§ Exercise goal: Tally the lines containing the word "stage" and give the total alone.

§ Entries provided:
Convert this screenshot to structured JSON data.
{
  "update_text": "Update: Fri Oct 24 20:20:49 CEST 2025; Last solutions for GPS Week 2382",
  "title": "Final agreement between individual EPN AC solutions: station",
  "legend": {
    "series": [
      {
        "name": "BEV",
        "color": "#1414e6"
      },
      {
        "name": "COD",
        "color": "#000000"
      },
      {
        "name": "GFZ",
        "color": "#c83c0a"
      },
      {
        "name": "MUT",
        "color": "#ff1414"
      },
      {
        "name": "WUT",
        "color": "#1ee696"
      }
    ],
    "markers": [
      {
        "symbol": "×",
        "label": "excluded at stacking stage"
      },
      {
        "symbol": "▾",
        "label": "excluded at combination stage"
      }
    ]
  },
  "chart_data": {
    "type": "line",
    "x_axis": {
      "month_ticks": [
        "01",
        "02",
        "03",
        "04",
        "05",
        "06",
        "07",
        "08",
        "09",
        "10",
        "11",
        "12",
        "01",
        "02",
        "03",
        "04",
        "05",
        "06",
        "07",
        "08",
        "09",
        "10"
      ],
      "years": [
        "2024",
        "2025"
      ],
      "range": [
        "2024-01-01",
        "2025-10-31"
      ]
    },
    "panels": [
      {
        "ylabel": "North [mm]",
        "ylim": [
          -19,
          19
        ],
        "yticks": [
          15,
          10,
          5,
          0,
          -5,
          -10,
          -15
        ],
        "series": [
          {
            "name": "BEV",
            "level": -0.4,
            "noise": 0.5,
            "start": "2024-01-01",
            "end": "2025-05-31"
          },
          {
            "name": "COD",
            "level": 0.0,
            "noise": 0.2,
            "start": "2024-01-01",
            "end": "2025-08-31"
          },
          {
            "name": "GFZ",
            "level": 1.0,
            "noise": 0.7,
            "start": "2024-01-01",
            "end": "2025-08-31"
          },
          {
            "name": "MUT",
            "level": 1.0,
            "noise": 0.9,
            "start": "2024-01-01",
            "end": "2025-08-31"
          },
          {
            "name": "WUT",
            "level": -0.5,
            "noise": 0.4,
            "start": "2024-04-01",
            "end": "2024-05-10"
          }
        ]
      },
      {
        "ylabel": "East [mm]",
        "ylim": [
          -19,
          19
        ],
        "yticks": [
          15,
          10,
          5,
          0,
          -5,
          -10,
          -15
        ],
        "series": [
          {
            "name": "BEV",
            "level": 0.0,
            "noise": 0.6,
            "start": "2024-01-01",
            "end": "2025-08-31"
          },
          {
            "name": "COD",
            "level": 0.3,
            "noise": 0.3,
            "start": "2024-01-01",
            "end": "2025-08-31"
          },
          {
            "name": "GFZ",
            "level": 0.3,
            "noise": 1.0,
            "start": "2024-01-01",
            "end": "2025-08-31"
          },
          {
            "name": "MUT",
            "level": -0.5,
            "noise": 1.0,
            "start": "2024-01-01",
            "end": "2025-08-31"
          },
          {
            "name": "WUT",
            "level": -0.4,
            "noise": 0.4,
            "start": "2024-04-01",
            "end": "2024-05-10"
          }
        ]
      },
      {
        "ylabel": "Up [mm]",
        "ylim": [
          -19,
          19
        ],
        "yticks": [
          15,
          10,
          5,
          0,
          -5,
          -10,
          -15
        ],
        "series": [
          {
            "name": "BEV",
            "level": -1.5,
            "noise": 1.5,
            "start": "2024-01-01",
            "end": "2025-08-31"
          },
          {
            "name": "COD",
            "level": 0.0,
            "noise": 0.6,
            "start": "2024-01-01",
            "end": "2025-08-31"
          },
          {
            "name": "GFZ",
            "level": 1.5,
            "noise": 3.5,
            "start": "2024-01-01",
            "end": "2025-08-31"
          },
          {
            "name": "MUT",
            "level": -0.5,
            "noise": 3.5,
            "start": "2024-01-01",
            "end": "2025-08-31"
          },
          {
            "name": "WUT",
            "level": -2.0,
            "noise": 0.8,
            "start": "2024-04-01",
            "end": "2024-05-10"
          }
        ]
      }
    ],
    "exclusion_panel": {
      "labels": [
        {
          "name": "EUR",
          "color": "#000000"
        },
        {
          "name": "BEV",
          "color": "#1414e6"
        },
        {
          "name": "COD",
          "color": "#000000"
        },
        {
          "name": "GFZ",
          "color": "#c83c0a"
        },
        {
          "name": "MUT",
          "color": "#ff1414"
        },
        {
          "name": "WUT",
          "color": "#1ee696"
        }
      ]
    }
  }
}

§ Output for this task: 2